# [TASK]
Omit all pictures and give the records below again exactly as written.

# [Saved entries]
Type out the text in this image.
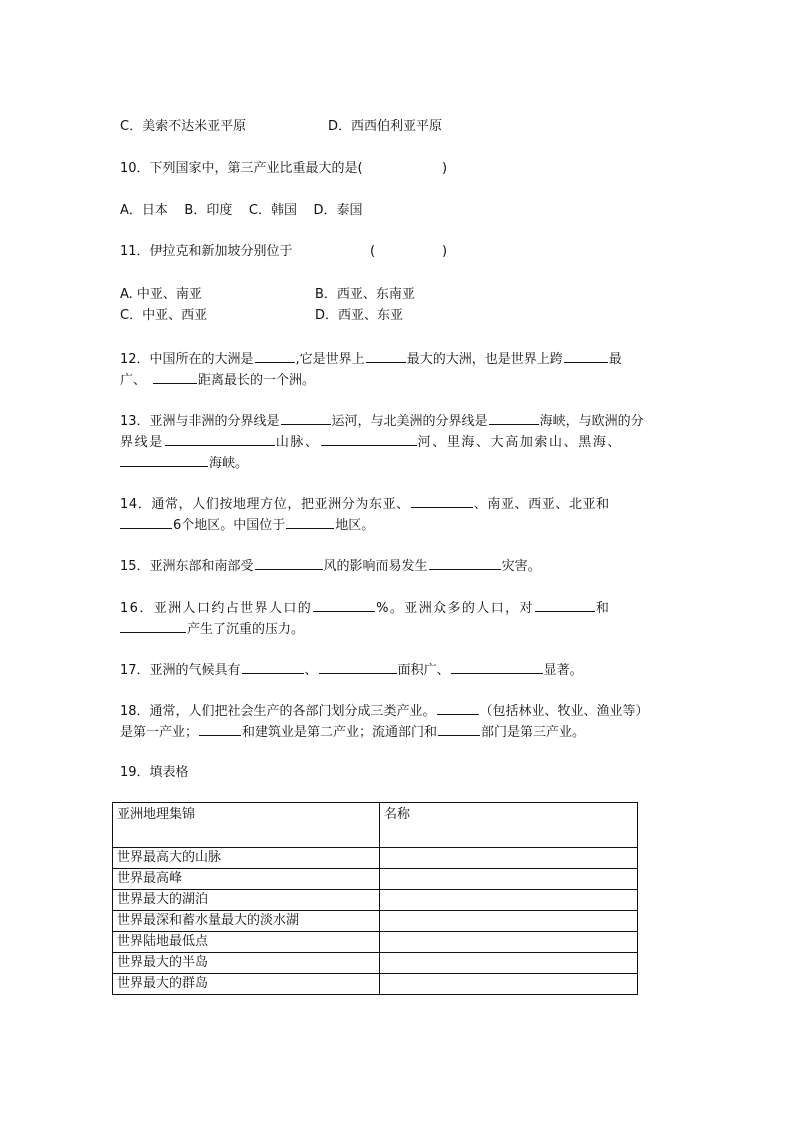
C．美索不达米亚平原	D．西西伯利亚平原
10．下列国家中，第三产业比重最大的是(	)
A．日本    B．印度    C．韩国    D．泰国
11．伊拉克和新加坡分别位于	(	)
A. 中亚、南亚	B．西亚、东南亚
C．中亚、西亚	D．西亚、东亚
12．中国所在的大洲是	,它是世界上	最大的大洲，也是世界上跨	最
广、	距离最长的一个洲。
13．亚洲与非洲的分界线是	运河，与北美洲的分界线是	海峡，与欧洲的分
界线是	山脉、	河、里海、大高加索山、黑海、
海峡。
14．通常，人们按地理方位，把亚洲分为东亚、	、南亚、西亚、北亚和
6个地区。中国位于	地区。
15．亚洲东部和南部受	风的影响而易发生	灾害。
16．亚洲人口约占世界人口的	%。亚洲众多的人口，对	和
产生了沉重的压力。
17．亚洲的气候具有	、	面积广、	显著。
18．通常，人们把社会生产的各部门划分成三类产业。	（包括林业、牧业、渔业等）
是第一产业；	和建筑业是第二产业；流通部门和	部门是第三产业。
19．填表格
亚洲地理集锦	名称
世界最高大的山脉	
世界最高峰	
世界最大的湖泊	
世界最深和蓄水量最大的淡水湖	
世界陆地最低点	
世界最大的半岛	
世界最大的群岛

# [TASK ANSWER]
Type out the text in this image.
C．美索不达米亚平原	D．西西伯利亚平原
10．下列国家中，第三产业比重最大的是(	)
A．日本    B．印度    C．韩国    D．泰国
11．伊拉克和新加坡分别位于	(	)
A. 中亚、南亚	B．西亚、东南亚
C．中亚、西亚	D．西亚、东亚
12．中国所在的大洲是	,它是世界上	最大的大洲，也是世界上跨	最
广、	距离最长的一个洲。
13．亚洲与非洲的分界线是	运河，与北美洲的分界线是	海峡，与欧洲的分
界线是	山脉、	河、里海、大高加索山、黑海、
海峡。
14．通常，人们按地理方位，把亚洲分为东亚、	、南亚、西亚、北亚和
6个地区。中国位于	地区。
15．亚洲东部和南部受	风的影响而易发生	灾害。
16．亚洲人口约占世界人口的	%。亚洲众多的人口，对	和
产生了沉重的压力。
17．亚洲的气候具有	、	面积广、	显著。
18．通常，人们把社会生产的各部门划分成三类产业。	（包括林业、牧业、渔业等）
是第一产业；	和建筑业是第二产业；流通部门和	部门是第三产业。
19．填表格
亚洲地理集锦	名称
世界最高大的山脉	
世界最高峰	
世界最大的湖泊	
世界最深和蓄水量最大的淡水湖	
世界陆地最低点	
世界最大的半岛	
世界最大的群岛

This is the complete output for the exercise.